Records from a data collection:
◆ ◆ ◆ ◆
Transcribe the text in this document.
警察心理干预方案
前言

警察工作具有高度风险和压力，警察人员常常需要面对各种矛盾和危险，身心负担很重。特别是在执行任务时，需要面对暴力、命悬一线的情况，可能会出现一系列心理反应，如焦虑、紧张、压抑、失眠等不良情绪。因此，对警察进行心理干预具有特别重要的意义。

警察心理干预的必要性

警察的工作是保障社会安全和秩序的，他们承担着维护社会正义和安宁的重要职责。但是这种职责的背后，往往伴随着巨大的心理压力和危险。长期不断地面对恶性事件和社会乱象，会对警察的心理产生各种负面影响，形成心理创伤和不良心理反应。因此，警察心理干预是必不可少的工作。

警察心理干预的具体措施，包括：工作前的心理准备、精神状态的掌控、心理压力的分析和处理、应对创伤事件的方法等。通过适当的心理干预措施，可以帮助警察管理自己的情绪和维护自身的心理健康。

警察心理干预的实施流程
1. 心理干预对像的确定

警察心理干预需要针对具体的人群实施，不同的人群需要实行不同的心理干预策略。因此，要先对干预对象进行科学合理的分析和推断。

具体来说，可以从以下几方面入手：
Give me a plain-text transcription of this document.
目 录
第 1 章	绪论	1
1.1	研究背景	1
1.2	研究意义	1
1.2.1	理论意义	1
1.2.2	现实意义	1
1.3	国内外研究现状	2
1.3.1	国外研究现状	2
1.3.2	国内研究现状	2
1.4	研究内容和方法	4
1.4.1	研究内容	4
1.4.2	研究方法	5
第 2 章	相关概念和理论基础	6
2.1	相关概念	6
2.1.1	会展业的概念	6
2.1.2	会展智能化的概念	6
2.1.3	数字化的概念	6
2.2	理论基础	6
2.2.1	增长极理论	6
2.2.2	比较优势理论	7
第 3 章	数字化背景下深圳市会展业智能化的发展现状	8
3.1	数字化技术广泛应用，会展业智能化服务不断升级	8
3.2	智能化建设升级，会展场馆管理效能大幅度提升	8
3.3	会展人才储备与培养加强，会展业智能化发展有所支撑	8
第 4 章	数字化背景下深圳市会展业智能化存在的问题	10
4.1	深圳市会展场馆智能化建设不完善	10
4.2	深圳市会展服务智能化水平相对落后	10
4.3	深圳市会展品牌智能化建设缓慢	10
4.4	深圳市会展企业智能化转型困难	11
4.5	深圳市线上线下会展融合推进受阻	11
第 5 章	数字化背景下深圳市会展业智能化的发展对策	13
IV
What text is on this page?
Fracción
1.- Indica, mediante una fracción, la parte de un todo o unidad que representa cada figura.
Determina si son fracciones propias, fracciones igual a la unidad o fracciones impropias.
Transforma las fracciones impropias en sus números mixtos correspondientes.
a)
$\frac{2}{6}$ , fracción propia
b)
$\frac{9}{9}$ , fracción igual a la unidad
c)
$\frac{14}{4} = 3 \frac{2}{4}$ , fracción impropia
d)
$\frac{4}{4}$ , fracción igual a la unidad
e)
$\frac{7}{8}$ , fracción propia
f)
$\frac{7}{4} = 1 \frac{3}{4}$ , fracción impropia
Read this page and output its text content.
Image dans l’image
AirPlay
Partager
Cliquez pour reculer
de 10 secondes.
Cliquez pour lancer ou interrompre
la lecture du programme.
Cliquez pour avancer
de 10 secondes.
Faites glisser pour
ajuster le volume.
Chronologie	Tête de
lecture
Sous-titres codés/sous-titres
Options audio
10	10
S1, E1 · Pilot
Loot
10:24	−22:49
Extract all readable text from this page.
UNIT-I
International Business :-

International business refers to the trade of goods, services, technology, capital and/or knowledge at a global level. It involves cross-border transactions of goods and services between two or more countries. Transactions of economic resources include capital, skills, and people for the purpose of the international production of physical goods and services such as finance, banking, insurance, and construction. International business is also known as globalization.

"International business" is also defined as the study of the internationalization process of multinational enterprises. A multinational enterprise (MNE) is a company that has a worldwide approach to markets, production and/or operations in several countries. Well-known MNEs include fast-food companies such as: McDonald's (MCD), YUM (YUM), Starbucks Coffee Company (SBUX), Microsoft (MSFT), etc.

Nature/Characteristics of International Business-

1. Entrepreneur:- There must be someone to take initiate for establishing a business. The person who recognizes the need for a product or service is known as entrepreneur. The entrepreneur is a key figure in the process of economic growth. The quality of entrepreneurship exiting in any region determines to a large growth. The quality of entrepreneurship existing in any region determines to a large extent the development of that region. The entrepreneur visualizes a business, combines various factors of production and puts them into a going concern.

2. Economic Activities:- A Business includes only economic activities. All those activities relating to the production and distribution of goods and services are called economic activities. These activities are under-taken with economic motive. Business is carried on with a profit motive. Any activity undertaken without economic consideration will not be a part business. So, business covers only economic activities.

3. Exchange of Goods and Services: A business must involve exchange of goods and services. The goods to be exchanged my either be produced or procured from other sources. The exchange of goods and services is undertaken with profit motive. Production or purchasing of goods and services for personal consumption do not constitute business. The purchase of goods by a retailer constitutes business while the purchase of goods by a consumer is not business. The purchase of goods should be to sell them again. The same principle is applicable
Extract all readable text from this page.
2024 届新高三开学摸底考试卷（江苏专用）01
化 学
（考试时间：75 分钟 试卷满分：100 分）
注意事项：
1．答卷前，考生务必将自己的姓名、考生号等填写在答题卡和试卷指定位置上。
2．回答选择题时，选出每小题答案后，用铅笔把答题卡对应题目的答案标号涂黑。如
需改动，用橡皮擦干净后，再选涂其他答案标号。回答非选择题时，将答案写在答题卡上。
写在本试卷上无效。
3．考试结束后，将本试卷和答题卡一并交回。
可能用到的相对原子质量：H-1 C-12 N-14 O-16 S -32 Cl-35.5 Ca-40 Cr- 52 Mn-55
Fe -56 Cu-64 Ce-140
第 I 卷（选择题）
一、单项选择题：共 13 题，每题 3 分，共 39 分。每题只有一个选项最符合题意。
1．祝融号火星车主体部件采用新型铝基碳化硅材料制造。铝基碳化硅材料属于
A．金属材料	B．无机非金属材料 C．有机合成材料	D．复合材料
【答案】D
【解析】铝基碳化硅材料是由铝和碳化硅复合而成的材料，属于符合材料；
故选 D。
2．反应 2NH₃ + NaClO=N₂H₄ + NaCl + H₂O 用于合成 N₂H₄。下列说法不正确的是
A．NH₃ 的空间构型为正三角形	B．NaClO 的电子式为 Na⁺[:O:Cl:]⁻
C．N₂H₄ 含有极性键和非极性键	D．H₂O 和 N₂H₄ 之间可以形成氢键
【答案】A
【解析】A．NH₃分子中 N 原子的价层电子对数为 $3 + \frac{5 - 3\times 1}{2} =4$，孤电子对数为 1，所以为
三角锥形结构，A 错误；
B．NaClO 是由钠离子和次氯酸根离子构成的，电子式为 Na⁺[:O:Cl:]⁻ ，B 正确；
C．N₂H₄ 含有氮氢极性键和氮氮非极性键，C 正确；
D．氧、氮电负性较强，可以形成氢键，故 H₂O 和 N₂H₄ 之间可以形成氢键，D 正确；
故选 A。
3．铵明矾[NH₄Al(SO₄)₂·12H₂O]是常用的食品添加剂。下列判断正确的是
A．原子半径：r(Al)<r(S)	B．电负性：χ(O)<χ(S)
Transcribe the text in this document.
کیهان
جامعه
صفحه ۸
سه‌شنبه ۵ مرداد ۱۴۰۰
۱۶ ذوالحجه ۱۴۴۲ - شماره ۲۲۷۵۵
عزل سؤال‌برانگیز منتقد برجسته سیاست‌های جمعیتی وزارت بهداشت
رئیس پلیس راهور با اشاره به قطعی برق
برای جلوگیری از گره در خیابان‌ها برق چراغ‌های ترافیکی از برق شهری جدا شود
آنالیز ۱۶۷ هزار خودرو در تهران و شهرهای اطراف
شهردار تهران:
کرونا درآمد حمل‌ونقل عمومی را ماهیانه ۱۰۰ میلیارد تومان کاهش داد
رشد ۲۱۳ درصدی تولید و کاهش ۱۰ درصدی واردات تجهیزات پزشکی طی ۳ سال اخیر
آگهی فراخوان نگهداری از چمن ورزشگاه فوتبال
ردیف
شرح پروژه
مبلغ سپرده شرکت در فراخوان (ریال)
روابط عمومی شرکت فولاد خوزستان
◆ ◆ ◆ ◆
Directive: Gather every line containing the word "شرکت" and copy it.

Task response:
مبلغ سپرده شرکت در فراخوان (ریال)
روابط عمومی شرکت فولاد خوزستان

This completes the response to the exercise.